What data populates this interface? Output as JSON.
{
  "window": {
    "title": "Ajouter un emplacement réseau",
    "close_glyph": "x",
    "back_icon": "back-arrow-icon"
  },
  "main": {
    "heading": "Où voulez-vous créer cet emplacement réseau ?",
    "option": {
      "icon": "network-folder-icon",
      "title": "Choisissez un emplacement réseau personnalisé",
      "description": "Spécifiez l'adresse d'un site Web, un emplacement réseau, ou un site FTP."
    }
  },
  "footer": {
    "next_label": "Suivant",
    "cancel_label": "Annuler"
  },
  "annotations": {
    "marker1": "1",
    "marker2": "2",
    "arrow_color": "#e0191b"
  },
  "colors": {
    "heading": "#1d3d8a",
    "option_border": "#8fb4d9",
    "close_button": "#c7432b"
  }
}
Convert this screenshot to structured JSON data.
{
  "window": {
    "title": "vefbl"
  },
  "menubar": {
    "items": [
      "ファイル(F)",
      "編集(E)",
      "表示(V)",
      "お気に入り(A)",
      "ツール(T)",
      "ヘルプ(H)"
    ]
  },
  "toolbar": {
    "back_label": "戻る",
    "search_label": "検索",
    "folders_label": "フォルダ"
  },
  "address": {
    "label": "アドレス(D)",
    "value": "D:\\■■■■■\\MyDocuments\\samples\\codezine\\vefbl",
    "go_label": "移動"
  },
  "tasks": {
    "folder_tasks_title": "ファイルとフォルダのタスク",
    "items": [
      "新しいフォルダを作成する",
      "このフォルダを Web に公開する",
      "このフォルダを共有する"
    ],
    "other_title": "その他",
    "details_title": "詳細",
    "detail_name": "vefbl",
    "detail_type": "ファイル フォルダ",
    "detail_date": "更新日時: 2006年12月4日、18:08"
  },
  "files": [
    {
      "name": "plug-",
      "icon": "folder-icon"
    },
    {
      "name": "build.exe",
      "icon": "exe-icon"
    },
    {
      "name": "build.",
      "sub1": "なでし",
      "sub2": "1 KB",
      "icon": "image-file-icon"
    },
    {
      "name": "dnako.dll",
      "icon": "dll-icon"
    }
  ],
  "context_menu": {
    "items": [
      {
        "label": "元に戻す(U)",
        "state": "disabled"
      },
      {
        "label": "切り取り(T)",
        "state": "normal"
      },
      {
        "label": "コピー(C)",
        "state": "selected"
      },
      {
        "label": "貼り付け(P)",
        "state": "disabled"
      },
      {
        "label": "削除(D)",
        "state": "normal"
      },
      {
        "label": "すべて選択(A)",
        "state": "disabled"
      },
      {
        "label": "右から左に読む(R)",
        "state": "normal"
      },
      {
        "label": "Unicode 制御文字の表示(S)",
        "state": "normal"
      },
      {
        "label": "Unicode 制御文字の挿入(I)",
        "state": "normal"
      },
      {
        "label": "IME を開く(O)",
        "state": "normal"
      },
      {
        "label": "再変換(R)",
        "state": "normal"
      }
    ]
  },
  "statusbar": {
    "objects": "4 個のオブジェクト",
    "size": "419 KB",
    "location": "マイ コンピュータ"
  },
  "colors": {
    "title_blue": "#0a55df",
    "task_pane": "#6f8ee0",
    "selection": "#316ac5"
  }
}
····················
EXERCISE OBJECTIVE: Repeat the listing above without any change.

ANSWER IN FULL:
What data populates this interface? Output as JSON.
{
  "window": {
    "title": "Ajouter un emplacement réseau",
    "close_glyph": "x",
    "back_icon": "back-arrow-icon"
  },
  "main": {
    "heading": "Où voulez-vous créer cet emplacement réseau ?",
    "option": {
      "icon": "network-folder-icon",
      "title": "Choisissez un emplacement réseau personnalisé",
      "description": "Spécifiez l'adresse d'un site Web, un emplacement réseau, ou un site FTP."
    }
  },
  "footer": {
    "next_label": "Suivant",
    "cancel_label": "Annuler"
  },
  "annotations": {
    "marker1": "1",
    "marker2": "2",
    "arrow_color": "#e0191b"
  },
  "colors": {
    "heading": "#1d3d8a",
    "option_border": "#8fb4d9",
    "close_button": "#c7432b"
  }
}
Convert this screenshot to structured JSON data.
{
  "window": {
    "title": "vefbl"
  },
  "menubar": {
    "items": [
      "ファイル(F)",
      "編集(E)",
      "表示(V)",
      "お気に入り(A)",
      "ツール(T)",
      "ヘルプ(H)"
    ]
  },
  "toolbar": {
    "back_label": "戻る",
    "search_label": "検索",
    "folders_label": "フォルダ"
  },
  "address": {
    "label": "アドレス(D)",
    "value": "D:\\■■■■■\\MyDocuments\\samples\\codezine\\vefbl",
    "go_label": "移動"
  },
  "tasks": {
    "folder_tasks_title": "ファイルとフォルダのタスク",
    "items": [
      "新しいフォルダを作成する",
      "このフォルダを Web に公開する",
      "このフォルダを共有する"
    ],
    "other_title": "その他",
    "details_title": "詳細",
    "detail_name": "vefbl",
    "detail_type": "ファイル フォルダ",
    "detail_date": "更新日時: 2006年12月4日、18:08"
  },
  "files": [
    {
      "name": "plug-",
      "icon": "folder-icon"
    },
    {
      "name": "build.exe",
      "icon": "exe-icon"
    },
    {
      "name": "build.",
      "sub1": "なでし",
      "sub2": "1 KB",
      "icon": "image-file-icon"
    },
    {
      "name": "dnako.dll",
      "icon": "dll-icon"
    }
  ],
  "context_menu": {
    "items": [
      {
        "label": "元に戻す(U)",
        "state": "disabled"
      },
      {
        "label": "切り取り(T)",
        "state": "normal"
      },
      {
        "label": "コピー(C)",
        "state": "selected"
      },
      {
        "label": "貼り付け(P)",
        "state": "disabled"
      },
      {
        "label": "削除(D)",
        "state": "normal"
      },
      {
        "label": "すべて選択(A)",
        "state": "disabled"
      },
      {
        "label": "右から左に読む(R)",
        "state": "normal"
      },
      {
        "label": "Unicode 制御文字の表示(S)",
        "state": "normal"
      },
      {
        "label": "Unicode 制御文字の挿入(I)",
        "state": "normal"
      },
      {
        "label": "IME を開く(O)",
        "state": "normal"
      },
      {
        "label": "再変換(R)",
        "state": "normal"
      }
    ]
  },
  "statusbar": {
    "objects": "4 個のオブジェクト",
    "size": "419 KB",
    "location": "マイ コンピュータ"
  },
  "colors": {
    "title_blue": "#0a55df",
    "task_pane": "#6f8ee0",
    "selection": "#316ac5"
  }
}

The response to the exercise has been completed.